- _GIVEN RECORDS_
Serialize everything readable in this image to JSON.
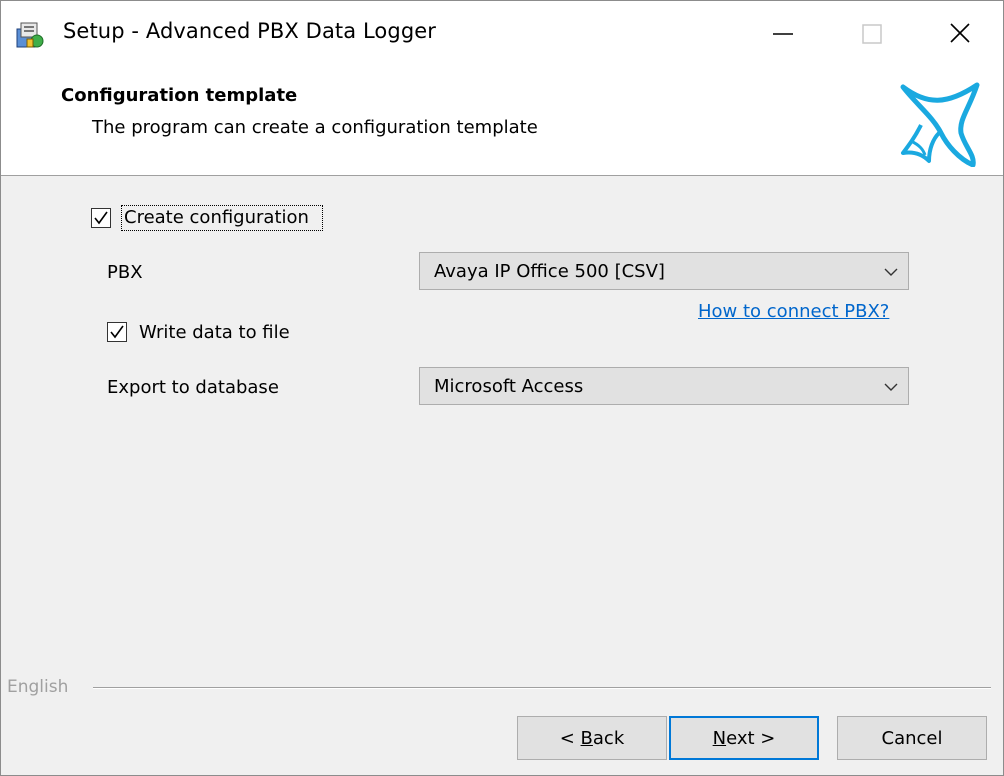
{
  "window": {
    "title": "Setup - Advanced PBX Data Logger",
    "controls": {
      "minimize": "minimize",
      "maximize": "maximize",
      "close": "close"
    }
  },
  "header": {
    "title": "Configuration template",
    "subtitle": "The program can create a configuration template",
    "logo_icon": "propeller-logo-icon"
  },
  "form": {
    "create_config": {
      "label": "Create configuration",
      "checked": true
    },
    "pbx": {
      "label": "PBX",
      "selected": "Avaya IP Office 500 [CSV]"
    },
    "help_link": "How to connect PBX?",
    "write_file": {
      "label": "Write data to file",
      "checked": true
    },
    "export": {
      "label": "Export to database",
      "selected": "Microsoft Access"
    }
  },
  "footer": {
    "language": "English",
    "back_prefix": "< ",
    "back_accel": "B",
    "back_rest": "ack",
    "next_accel": "N",
    "next_rest": "ext >",
    "cancel_label": "Cancel"
  },
  "colors": {
    "accent": "#0078d7",
    "link": "#0066cc",
    "logo": "#1aa9e0",
    "button_face": "#e1e1e1",
    "window_bg": "#f0f0f0"
  }
}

- _WORK REQUIRED_
Exactly how many lines contain "logo"? State the number and nothing else.

- _EXERCISE RESPONSE_
2